> [Directions for this task]
All of the material below is to be restated word for word, apart from the pictures.

> [Records for this exercise]
------------

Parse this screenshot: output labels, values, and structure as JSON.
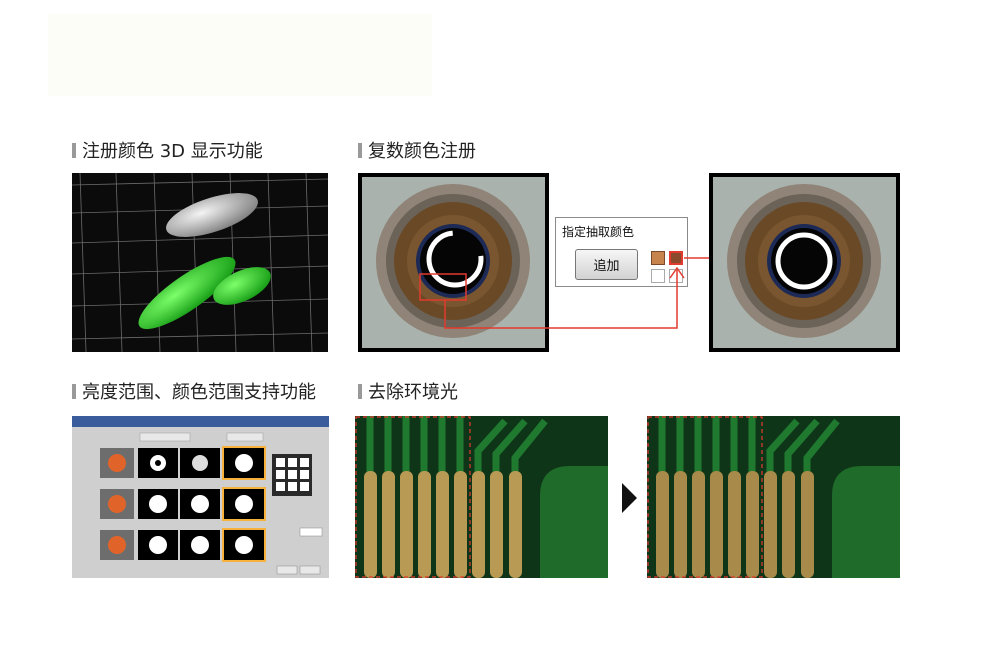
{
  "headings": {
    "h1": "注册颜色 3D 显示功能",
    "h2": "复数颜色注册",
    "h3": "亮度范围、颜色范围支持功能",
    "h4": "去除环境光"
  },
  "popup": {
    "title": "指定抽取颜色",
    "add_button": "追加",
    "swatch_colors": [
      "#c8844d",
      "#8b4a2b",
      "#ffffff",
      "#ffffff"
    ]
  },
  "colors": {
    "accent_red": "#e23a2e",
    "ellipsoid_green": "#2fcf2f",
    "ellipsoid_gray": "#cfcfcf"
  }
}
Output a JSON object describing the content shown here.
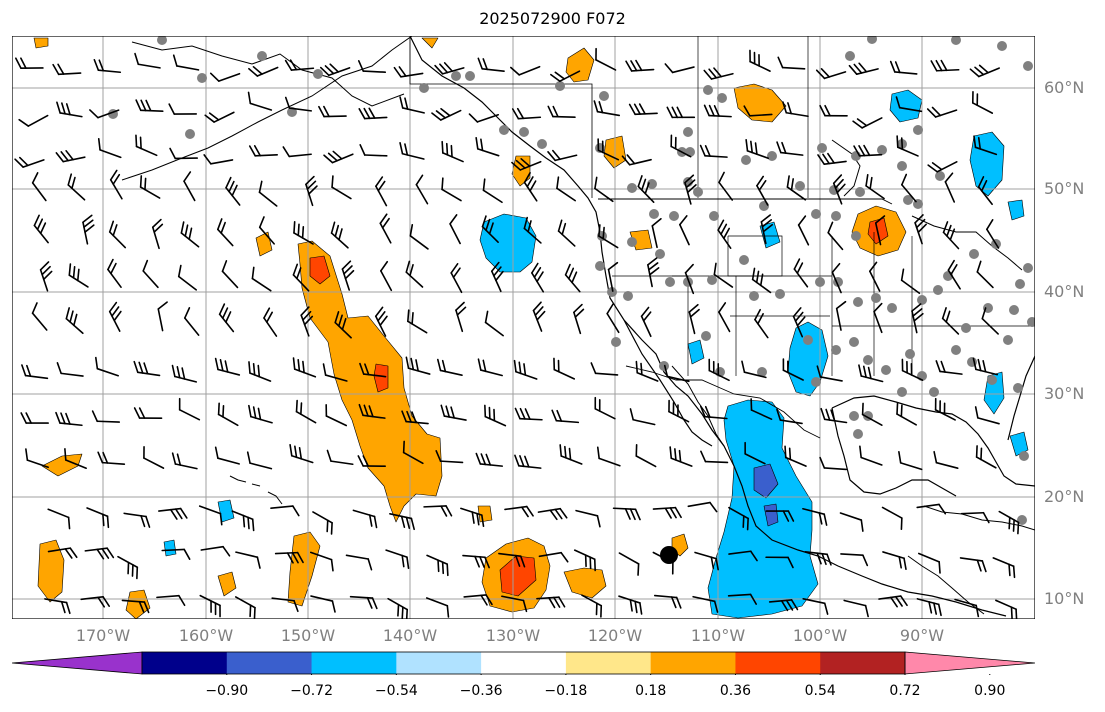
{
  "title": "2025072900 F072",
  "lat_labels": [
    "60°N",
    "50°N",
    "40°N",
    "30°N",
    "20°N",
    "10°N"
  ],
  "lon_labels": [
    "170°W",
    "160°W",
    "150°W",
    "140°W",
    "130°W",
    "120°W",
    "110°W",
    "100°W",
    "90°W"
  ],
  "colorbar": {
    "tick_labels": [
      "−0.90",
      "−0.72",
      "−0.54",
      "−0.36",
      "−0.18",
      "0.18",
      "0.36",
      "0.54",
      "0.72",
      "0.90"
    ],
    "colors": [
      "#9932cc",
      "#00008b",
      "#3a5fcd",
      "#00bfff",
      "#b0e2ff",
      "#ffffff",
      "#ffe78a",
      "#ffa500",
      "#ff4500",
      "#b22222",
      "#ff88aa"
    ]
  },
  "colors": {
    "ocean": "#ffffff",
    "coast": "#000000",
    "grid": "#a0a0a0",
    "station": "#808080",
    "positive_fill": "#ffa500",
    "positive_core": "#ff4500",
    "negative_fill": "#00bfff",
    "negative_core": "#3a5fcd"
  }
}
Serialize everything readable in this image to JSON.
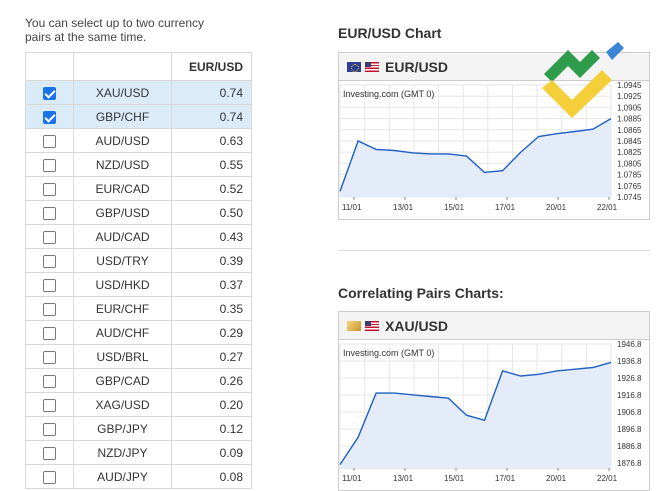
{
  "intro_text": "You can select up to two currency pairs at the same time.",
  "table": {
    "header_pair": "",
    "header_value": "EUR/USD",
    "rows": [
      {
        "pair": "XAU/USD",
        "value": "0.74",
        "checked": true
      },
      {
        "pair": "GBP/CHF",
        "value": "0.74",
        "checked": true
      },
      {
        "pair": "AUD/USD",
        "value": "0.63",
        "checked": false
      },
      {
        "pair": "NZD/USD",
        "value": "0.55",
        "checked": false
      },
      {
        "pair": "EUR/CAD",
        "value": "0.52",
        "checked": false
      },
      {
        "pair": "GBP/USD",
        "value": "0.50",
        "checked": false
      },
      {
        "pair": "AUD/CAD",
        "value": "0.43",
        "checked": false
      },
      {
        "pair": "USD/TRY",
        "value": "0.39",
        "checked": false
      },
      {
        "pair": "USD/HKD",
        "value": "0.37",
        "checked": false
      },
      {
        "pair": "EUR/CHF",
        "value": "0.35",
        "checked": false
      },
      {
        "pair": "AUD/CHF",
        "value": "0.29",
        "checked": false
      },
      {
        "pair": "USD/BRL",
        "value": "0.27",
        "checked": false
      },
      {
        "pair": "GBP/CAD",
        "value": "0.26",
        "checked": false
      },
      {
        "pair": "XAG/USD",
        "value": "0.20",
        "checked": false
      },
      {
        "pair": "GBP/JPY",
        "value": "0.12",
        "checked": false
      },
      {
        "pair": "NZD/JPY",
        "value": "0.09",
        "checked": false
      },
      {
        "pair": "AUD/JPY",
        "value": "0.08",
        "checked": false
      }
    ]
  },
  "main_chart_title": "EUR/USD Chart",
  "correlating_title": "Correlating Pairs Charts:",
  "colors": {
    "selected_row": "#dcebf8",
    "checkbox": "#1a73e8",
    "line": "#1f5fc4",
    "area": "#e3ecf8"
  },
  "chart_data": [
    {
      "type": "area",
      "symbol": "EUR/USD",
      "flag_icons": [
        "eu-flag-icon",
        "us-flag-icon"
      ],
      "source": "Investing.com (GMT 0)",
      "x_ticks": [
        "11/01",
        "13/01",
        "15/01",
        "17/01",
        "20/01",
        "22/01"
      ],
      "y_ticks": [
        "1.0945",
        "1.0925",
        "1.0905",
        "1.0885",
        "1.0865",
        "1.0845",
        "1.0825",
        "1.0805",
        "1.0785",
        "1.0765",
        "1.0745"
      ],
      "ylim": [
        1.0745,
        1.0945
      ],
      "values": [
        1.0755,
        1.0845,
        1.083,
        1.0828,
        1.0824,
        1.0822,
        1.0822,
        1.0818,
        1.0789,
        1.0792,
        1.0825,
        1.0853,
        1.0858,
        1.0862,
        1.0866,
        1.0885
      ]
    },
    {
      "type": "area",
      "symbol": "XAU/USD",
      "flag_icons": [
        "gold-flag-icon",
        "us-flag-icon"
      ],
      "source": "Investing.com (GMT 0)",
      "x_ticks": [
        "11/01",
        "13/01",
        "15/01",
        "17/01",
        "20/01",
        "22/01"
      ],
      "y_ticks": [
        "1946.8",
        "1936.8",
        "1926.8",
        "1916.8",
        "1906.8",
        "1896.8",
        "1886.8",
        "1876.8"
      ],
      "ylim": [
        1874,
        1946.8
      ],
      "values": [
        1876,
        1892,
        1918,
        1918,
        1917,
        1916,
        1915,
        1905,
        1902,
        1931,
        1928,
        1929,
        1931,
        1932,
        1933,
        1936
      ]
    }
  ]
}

------------

> [Written response]
Parse this screenshot: output labels, values, and structure as JSON.
{
  "headings": {
    "h1": "注册颜色 3D 显示功能",
    "h2": "复数颜色注册",
    "h3": "亮度范围、颜色范围支持功能",
    "h4": "去除环境光"
  },
  "popup": {
    "title": "指定抽取颜色",
    "add_button": "追加",
    "swatch_colors": [
      "#c8844d",
      "#8b4a2b",
      "#ffffff",
      "#ffffff"
    ]
  },
  "colors": {
    "accent_red": "#e23a2e",
    "ellipsoid_green": "#2fcf2f",
    "ellipsoid_gray": "#cfcfcf"
  }
}
Output a JSON object describing the content shown here.
{
  "title": "2025072900 F072",
  "lat_labels": [
    "60°N",
    "50°N",
    "40°N",
    "30°N",
    "20°N",
    "10°N"
  ],
  "lon_labels": [
    "170°W",
    "160°W",
    "150°W",
    "140°W",
    "130°W",
    "120°W",
    "110°W",
    "100°W",
    "90°W"
  ],
  "colorbar": {
    "tick_labels": [
      "−0.90",
      "−0.72",
      "−0.54",
      "−0.36",
      "−0.18",
      "0.18",
      "0.36",
      "0.54",
      "0.72",
      "0.90"
    ],
    "colors": [
      "#9932cc",
      "#00008b",
      "#3a5fcd",
      "#00bfff",
      "#b0e2ff",
      "#ffffff",
      "#ffe78a",
      "#ffa500",
      "#ff4500",
      "#b22222",
      "#ff88aa"
    ]
  },
  "colors": {
    "ocean": "#ffffff",
    "coast": "#000000",
    "grid": "#a0a0a0",
    "station": "#808080",
    "positive_fill": "#ffa500",
    "positive_core": "#ff4500",
    "negative_fill": "#00bfff",
    "negative_core": "#3a5fcd"
  }
}
Serialize everything readable in this image to JSON.
{
  "intro_text": "You can select up to two currency pairs at the same time.",
  "table": {
    "header_pair": "",
    "header_value": "EUR/USD",
    "rows": [
      {
        "pair": "XAU/USD",
        "value": "0.74",
        "checked": true
      },
      {
        "pair": "GBP/CHF",
        "value": "0.74",
        "checked": true
      },
      {
        "pair": "AUD/USD",
        "value": "0.63",
        "checked": false
      },
      {
        "pair": "NZD/USD",
        "value": "0.55",
        "checked": false
      },
      {
        "pair": "EUR/CAD",
        "value": "0.52",
        "checked": false
      },
      {
        "pair": "GBP/USD",
        "value": "0.50",
        "checked": false
      },
      {
        "pair": "AUD/CAD",
        "value": "0.43",
        "checked": false
      },
      {
        "pair": "USD/TRY",
        "value": "0.39",
        "checked": false
      },
      {
        "pair": "USD/HKD",
        "value": "0.37",
        "checked": false
      },
      {
        "pair": "EUR/CHF",
        "value": "0.35",
        "checked": false
      },
      {
        "pair": "AUD/CHF",
        "value": "0.29",
        "checked": false
      },
      {
        "pair": "USD/BRL",
        "value": "0.27",
        "checked": false
      },
      {
        "pair": "GBP/CAD",
        "value": "0.26",
        "checked": false
      },
      {
        "pair": "XAG/USD",
        "value": "0.20",
        "checked": false
      },
      {
        "pair": "GBP/JPY",
        "value": "0.12",
        "checked": false
      },
      {
        "pair": "NZD/JPY",
        "value": "0.09",
        "checked": false
      },
      {
        "pair": "AUD/JPY",
        "value": "0.08",
        "checked": false
      }
    ]
  },
  "main_chart_title": "EUR/USD Chart",
  "correlating_title": "Correlating Pairs Charts:",
  "colors": {
    "selected_row": "#dcebf8",
    "checkbox": "#1a73e8",
    "line": "#1f5fc4",
    "area": "#e3ecf8"
  },
  "chart_data": [
    {
      "type": "area",
      "symbol": "EUR/USD",
      "flag_icons": [
        "eu-flag-icon",
        "us-flag-icon"
      ],
      "source": "Investing.com (GMT 0)",
      "x_ticks": [
        "11/01",
        "13/01",
        "15/01",
        "17/01",
        "20/01",
        "22/01"
      ],
      "y_ticks": [
        "1.0945",
        "1.0925",
        "1.0905",
        "1.0885",
        "1.0865",
        "1.0845",
        "1.0825",
        "1.0805",
        "1.0785",
        "1.0765",
        "1.0745"
      ],
      "ylim": [
        1.0745,
        1.0945
      ],
      "values": [
        1.0755,
        1.0845,
        1.083,
        1.0828,
        1.0824,
        1.0822,
        1.0822,
        1.0818,
        1.0789,
        1.0792,
        1.0825,
        1.0853,
        1.0858,
        1.0862,
        1.0866,
        1.0885
      ]
    },
    {
      "type": "area",
      "symbol": "XAU/USD",
      "flag_icons": [
        "gold-flag-icon",
        "us-flag-icon"
      ],
      "source": "Investing.com (GMT 0)",
      "x_ticks": [
        "11/01",
        "13/01",
        "15/01",
        "17/01",
        "20/01",
        "22/01"
      ],
      "y_ticks": [
        "1946.8",
        "1936.8",
        "1926.8",
        "1916.8",
        "1906.8",
        "1896.8",
        "1886.8",
        "1876.8"
      ],
      "ylim": [
        1874,
        1946.8
      ],
      "values": [
        1876,
        1892,
        1918,
        1918,
        1917,
        1916,
        1915,
        1905,
        1902,
        1931,
        1928,
        1929,
        1931,
        1932,
        1933,
        1936
      ]
    }
  ]
}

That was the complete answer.